Entries from a visual dataset:
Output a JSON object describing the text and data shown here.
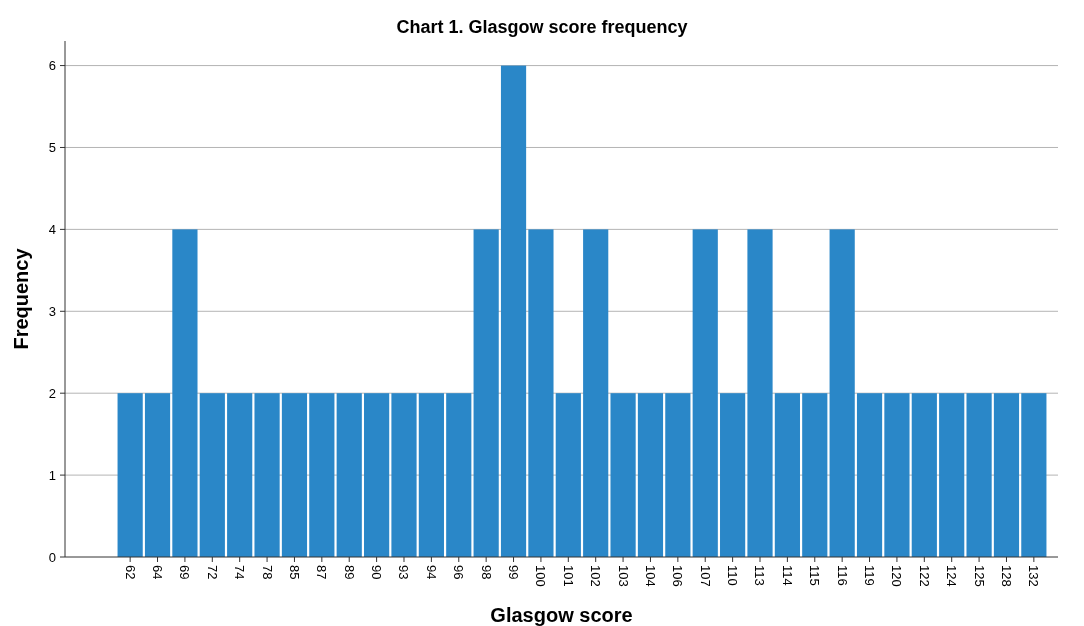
{
  "chart_data": {
    "type": "bar",
    "title": "Chart 1. Glasgow score frequency",
    "xlabel": "Glasgow score",
    "ylabel": "Frequency",
    "categories": [
      "62",
      "64",
      "69",
      "72",
      "74",
      "78",
      "85",
      "87",
      "89",
      "90",
      "93",
      "94",
      "96",
      "98",
      "99",
      "100",
      "101",
      "102",
      "103",
      "104",
      "106",
      "107",
      "110",
      "113",
      "114",
      "115",
      "116",
      "119",
      "120",
      "122",
      "124",
      "125",
      "128",
      "132"
    ],
    "values": [
      2,
      2,
      4,
      2,
      2,
      2,
      2,
      2,
      2,
      2,
      2,
      2,
      2,
      4,
      6,
      4,
      2,
      4,
      2,
      2,
      2,
      4,
      2,
      4,
      2,
      2,
      4,
      2,
      2,
      2,
      2,
      2,
      2,
      2
    ],
    "color": "#2a87c8",
    "ylim": [
      0,
      6.3
    ],
    "yticks": [
      0,
      1,
      2,
      3,
      4,
      5,
      6
    ],
    "grid": "y"
  }
}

* THE TASK: Determine the number of lines in the entries above where the string "score" appears. Answer with the number alone.

* WRITTEN ANSWER: 2